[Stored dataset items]
::::::::
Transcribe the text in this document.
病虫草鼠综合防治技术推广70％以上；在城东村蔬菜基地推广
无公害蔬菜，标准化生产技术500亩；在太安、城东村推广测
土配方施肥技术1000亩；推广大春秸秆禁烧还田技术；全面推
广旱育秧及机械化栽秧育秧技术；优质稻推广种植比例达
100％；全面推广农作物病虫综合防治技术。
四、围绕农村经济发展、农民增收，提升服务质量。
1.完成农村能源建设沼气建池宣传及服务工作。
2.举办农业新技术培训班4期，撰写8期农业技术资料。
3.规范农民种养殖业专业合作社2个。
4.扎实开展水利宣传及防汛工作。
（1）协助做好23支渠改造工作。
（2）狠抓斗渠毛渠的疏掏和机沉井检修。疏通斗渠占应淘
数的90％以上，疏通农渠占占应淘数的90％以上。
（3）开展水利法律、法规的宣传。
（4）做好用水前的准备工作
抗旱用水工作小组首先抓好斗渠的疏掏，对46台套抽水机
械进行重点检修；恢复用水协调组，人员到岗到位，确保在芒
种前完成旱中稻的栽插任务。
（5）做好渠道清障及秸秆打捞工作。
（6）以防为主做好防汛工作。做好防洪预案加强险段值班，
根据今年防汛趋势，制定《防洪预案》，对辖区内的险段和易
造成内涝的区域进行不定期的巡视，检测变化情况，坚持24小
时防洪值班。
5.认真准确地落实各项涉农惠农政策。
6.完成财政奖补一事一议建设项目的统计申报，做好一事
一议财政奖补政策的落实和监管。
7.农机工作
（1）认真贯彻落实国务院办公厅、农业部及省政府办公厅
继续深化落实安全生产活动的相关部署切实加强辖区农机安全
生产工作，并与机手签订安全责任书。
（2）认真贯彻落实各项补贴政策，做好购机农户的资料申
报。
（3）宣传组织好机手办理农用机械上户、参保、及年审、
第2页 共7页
::::::::
◆ Task objective ◆
Set down the entries above again, word for word.

◆ The result ◆
Transcribe the text in this document.
病虫草鼠综合防治技术推广70％以上；在城东村蔬菜基地推广
无公害蔬菜，标准化生产技术500亩；在太安、城东村推广测
土配方施肥技术1000亩；推广大春秸秆禁烧还田技术；全面推
广旱育秧及机械化栽秧育秧技术；优质稻推广种植比例达
100％；全面推广农作物病虫综合防治技术。
四、围绕农村经济发展、农民增收，提升服务质量。
1.完成农村能源建设沼气建池宣传及服务工作。
2.举办农业新技术培训班4期，撰写8期农业技术资料。
3.规范农民种养殖业专业合作社2个。
4.扎实开展水利宣传及防汛工作。
（1）协助做好23支渠改造工作。
（2）狠抓斗渠毛渠的疏掏和机沉井检修。疏通斗渠占应淘
数的90％以上，疏通农渠占占应淘数的90％以上。
（3）开展水利法律、法规的宣传。
（4）做好用水前的准备工作
抗旱用水工作小组首先抓好斗渠的疏掏，对46台套抽水机
械进行重点检修；恢复用水协调组，人员到岗到位，确保在芒
种前完成旱中稻的栽插任务。
（5）做好渠道清障及秸秆打捞工作。
（6）以防为主做好防汛工作。做好防洪预案加强险段值班，
根据今年防汛趋势，制定《防洪预案》，对辖区内的险段和易
造成内涝的区域进行不定期的巡视，检测变化情况，坚持24小
时防洪值班。
5.认真准确地落实各项涉农惠农政策。
6.完成财政奖补一事一议建设项目的统计申报，做好一事
一议财政奖补政策的落实和监管。
7.农机工作
（1）认真贯彻落实国务院办公厅、农业部及省政府办公厅
继续深化落实安全生产活动的相关部署切实加强辖区农机安全
生产工作，并与机手签订安全责任书。
（2）认真贯彻落实各项补贴政策，做好购机农户的资料申
报。
（3）宣传组织好机手办理农用机械上户、参保、及年审、
第2页 共7页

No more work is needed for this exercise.